= Short task =
Look through the data below. Collect every line where the word "name" occurs.

------ Records to use ------

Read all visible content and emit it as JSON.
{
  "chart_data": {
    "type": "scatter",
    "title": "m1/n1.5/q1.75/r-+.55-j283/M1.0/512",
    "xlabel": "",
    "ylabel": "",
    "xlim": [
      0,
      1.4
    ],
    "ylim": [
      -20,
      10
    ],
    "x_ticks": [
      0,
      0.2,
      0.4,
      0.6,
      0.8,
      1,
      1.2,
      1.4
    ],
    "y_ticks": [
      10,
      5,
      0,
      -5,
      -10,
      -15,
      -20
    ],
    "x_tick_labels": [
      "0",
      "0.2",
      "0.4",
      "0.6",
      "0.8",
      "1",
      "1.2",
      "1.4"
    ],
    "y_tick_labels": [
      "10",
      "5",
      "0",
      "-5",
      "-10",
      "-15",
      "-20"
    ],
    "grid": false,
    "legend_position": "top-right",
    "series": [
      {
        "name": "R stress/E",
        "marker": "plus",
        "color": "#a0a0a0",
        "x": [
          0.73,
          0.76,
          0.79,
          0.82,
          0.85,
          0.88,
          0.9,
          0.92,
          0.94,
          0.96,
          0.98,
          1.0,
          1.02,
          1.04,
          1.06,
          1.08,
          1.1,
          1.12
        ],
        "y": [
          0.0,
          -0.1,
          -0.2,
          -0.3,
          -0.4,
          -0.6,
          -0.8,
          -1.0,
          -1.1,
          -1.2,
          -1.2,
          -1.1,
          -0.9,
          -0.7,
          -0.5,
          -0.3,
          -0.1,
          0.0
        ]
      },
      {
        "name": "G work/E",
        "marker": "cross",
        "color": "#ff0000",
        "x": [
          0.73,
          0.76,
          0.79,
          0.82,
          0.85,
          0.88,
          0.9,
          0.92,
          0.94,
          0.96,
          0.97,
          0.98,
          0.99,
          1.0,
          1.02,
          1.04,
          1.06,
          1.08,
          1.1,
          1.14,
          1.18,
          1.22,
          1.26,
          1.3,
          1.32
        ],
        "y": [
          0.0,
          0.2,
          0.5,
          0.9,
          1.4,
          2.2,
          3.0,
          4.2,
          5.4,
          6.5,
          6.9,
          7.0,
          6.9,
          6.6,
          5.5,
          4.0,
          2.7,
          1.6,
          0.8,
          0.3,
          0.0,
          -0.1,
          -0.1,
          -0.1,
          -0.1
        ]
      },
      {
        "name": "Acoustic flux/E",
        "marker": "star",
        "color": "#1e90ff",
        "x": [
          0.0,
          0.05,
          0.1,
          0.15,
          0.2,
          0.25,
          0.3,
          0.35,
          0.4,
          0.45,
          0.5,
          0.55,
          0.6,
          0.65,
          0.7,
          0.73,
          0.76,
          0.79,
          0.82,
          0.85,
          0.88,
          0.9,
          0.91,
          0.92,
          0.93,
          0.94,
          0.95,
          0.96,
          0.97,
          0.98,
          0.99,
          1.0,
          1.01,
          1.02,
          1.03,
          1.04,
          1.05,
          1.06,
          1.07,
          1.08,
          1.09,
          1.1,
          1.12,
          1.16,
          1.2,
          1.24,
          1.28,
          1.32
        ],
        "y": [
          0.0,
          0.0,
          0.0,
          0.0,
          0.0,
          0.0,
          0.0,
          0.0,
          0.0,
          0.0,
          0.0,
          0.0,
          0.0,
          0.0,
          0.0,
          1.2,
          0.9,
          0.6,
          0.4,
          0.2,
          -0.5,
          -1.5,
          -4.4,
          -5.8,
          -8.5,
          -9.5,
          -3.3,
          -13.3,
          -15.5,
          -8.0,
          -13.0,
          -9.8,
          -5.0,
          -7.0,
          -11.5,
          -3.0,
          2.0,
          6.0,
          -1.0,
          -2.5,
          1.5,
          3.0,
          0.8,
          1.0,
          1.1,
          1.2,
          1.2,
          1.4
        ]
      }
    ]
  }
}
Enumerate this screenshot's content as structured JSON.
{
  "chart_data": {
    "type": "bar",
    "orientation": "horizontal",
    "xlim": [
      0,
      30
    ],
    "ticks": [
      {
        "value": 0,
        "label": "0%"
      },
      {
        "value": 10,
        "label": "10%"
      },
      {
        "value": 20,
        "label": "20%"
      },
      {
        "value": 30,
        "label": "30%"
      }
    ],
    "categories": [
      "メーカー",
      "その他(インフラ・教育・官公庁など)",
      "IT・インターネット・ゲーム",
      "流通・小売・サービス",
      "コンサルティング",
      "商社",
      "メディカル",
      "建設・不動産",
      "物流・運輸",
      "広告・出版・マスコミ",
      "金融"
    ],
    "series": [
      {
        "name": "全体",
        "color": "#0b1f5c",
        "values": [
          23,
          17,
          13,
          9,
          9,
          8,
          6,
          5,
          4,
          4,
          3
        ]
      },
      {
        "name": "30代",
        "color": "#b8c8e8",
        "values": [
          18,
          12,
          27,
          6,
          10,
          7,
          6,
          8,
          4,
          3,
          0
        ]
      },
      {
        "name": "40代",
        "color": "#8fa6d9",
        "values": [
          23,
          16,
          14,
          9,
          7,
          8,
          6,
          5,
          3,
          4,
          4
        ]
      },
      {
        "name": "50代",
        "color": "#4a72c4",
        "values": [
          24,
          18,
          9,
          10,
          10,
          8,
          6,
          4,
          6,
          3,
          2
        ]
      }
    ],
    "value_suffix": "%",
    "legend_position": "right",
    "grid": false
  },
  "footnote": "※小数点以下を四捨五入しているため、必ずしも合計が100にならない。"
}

------

= Answer =
        "name": "R stress/E",
        "name": "G work/E",
        "name": "Acoustic flux/E",
        "name": "全体",
        "name": "30代",
        "name": "40代",
        "name": "50代",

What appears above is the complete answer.